** START OF MATERIAL FOR THE TASK **
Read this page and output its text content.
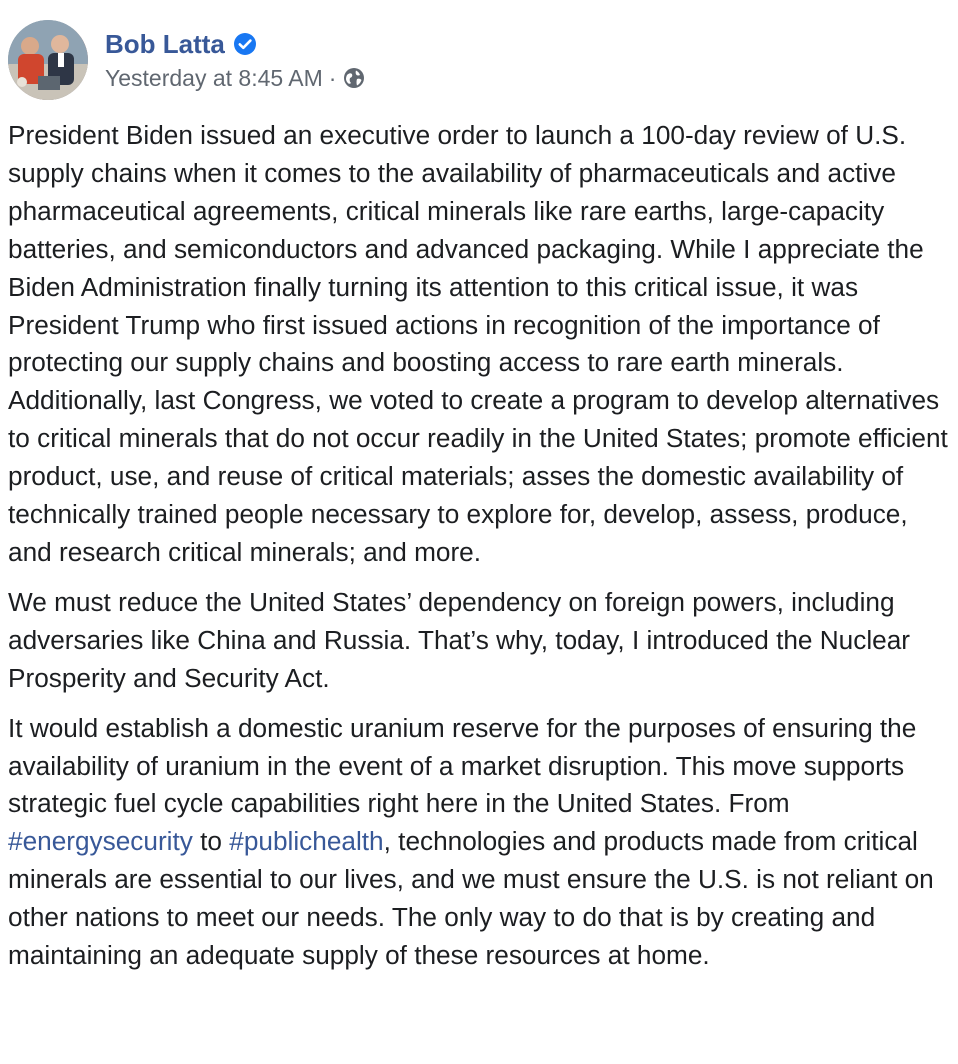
Bob Latta
Yesterday at 8:45 AM ·

President Biden issued an executive order to launch a 100-day review of U.S. supply chains when it comes to the availability of pharmaceuticals and active pharmaceutical agreements, critical minerals like rare earths, large-capacity batteries, and semiconductors and advanced packaging. While I appreciate the Biden Administration finally turning its attention to this critical issue, it was President Trump who first issued actions in recognition of the importance of protecting our supply chains and boosting access to rare earth minerals. Additionally, last Congress, we voted to create a program to develop alternatives to critical minerals that do not occur readily in the United States; promote efficient product, use, and reuse of critical materials; asses the domestic availability of technically trained people necessary to explore for, develop, assess, produce, and research critical minerals; and more.

We must reduce the United States’ dependency on foreign powers, including adversaries like China and Russia. That’s why, today, I introduced the Nuclear Prosperity and Security Act.

It would establish a domestic uranium reserve for the purposes of ensuring the availability of uranium in the event of a market disruption. This move supports strategic fuel cycle capabilities right here in the United States. From #energysecurity to #publichealth, technologies and products made from critical minerals are essential to our lives, and we must ensure the U.S. is not reliant on other nations to meet our needs. The only way to do that is by creating and maintaining an adequate supply of these resources at home.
** END OF MATERIAL FOR THE TASK **
WRITTEN EXERCISE - Repeat each record exactly as shown above, dropping all images.

THE SOLUTION -
Read this page and output its text content.
Bob Latta
Yesterday at 8:45 AM ·

President Biden issued an executive order to launch a 100-day review of U.S. supply chains when it comes to the availability of pharmaceuticals and active pharmaceutical agreements, critical minerals like rare earths, large-capacity batteries, and semiconductors and advanced packaging. While I appreciate the Biden Administration finally turning its attention to this critical issue, it was President Trump who first issued actions in recognition of the importance of protecting our supply chains and boosting access to rare earth minerals. Additionally, last Congress, we voted to create a program to develop alternatives to critical minerals that do not occur readily in the United States; promote efficient product, use, and reuse of critical materials; asses the domestic availability of technically trained people necessary to explore for, develop, assess, produce, and research critical minerals; and more.

We must reduce the United States’ dependency on foreign powers, including adversaries like China and Russia. That’s why, today, I introduced the Nuclear Prosperity and Security Act.

It would establish a domestic uranium reserve for the purposes of ensuring the availability of uranium in the event of a market disruption. This move supports strategic fuel cycle capabilities right here in the United States. From #energysecurity to #publichealth, technologies and products made from critical minerals are essential to our lives, and we must ensure the U.S. is not reliant on other nations to meet our needs. The only way to do that is by creating and maintaining an adequate supply of these resources at home.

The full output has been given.